Task details | Go through the records and give each one again exactly.

Excerpted data |
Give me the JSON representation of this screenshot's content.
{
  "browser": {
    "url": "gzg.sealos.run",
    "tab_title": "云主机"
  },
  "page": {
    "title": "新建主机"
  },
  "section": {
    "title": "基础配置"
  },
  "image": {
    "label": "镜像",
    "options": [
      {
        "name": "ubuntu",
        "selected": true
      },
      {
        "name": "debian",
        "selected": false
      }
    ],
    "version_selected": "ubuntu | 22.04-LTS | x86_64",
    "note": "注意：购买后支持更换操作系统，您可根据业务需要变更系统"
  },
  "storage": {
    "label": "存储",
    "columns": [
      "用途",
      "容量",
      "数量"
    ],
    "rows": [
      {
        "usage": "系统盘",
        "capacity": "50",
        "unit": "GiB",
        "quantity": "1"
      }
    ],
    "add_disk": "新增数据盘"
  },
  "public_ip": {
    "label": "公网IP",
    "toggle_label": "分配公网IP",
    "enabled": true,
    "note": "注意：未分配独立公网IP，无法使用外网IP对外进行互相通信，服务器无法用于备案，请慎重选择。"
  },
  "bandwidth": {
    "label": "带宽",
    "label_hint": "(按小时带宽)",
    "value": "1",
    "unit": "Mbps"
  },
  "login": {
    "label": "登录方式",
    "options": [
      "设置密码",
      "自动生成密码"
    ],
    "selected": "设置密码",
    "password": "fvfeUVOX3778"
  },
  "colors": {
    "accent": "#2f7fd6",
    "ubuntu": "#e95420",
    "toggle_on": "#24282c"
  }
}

Solved exercise |
Give me the JSON representation of this screenshot's content.
{
  "browser": {
    "url": "gzg.sealos.run",
    "tab_title": "云主机"
  },
  "page": {
    "title": "新建主机"
  },
  "section": {
    "title": "基础配置"
  },
  "image": {
    "label": "镜像",
    "options": [
      {
        "name": "ubuntu",
        "selected": true
      },
      {
        "name": "debian",
        "selected": false
      }
    ],
    "version_selected": "ubuntu | 22.04-LTS | x86_64",
    "note": "注意：购买后支持更换操作系统，您可根据业务需要变更系统"
  },
  "storage": {
    "label": "存储",
    "columns": [
      "用途",
      "容量",
      "数量"
    ],
    "rows": [
      {
        "usage": "系统盘",
        "capacity": "50",
        "unit": "GiB",
        "quantity": "1"
      }
    ],
    "add_disk": "新增数据盘"
  },
  "public_ip": {
    "label": "公网IP",
    "toggle_label": "分配公网IP",
    "enabled": true,
    "note": "注意：未分配独立公网IP，无法使用外网IP对外进行互相通信，服务器无法用于备案，请慎重选择。"
  },
  "bandwidth": {
    "label": "带宽",
    "label_hint": "(按小时带宽)",
    "value": "1",
    "unit": "Mbps"
  },
  "login": {
    "label": "登录方式",
    "options": [
      "设置密码",
      "自动生成密码"
    ],
    "selected": "设置密码",
    "password": "fvfeUVOX3778"
  },
  "colors": {
    "accent": "#2f7fd6",
    "ubuntu": "#e95420",
    "toggle_on": "#24282c"
  }
}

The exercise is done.